§ PASSAGE PROVIDED
::::

I have no life (well... no social life would be a more accurate account). Probably from the years I've spent away and usually, alone. Leaving home at 14, to many, is an escapism. Not so. It was a method of survival. A means to get by. Then, at that age, I kept a list of items that I wanted to achieve (I am sure many of us do too). Branded watches, luxury cars, etc. But along the way, you begin to develop a sense of urgency, not to manifest your list of wants, but really, in aspects of religion, love, life, social companionship.

I am lucky that I do not see the need to surround myself with friends. Well... not so lucky if you look at the pathetic state that I am in now. The stored telephone numbers in my cell phone are usually foreign. Mostly Indonesian. I've made many a friends there, afterall, I did spend my formative years there. With the current situation now, instead of blaming myself for the lack of initiative, it is better to fill up my time with work. The occasional read would be good (I plan to visit the library tomorrow), as with the virtually non-compliant bottle of wine. That would be good.

::::

§ GIVEN MATERIAL
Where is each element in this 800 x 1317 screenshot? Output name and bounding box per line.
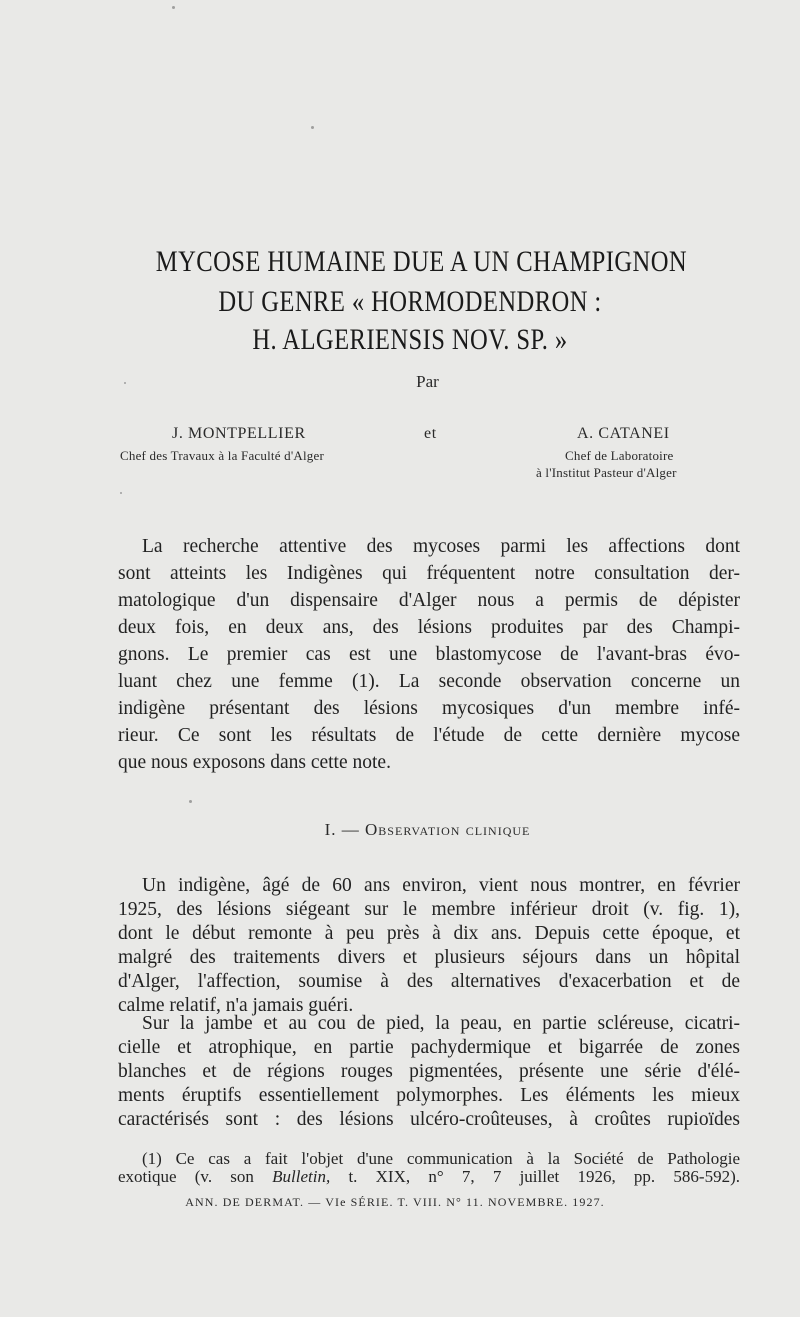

::::

§ TASK TO CARRY OUT
Rewrite the passage on living without a social life, starting at "I have no life" and ending at "life, social companionship.", replacing "luxury cars" with "sports cars".

§ RESULT
I have no life (well... no social life would be a more accurate account). Probably from the years I've spent away and usually, alone. Leaving home at 14, to many, is an escapism. Not so. It was a method of survival. A means to get by. Then, at that age, I kept a list of items that I wanted to achieve (I am sure many of us do too). Branded watches, sports cars, etc. But along the way, you begin to develop a sense of urgency, not to manifest your list of wants, but really, in aspects of religion, love, life, social companionship.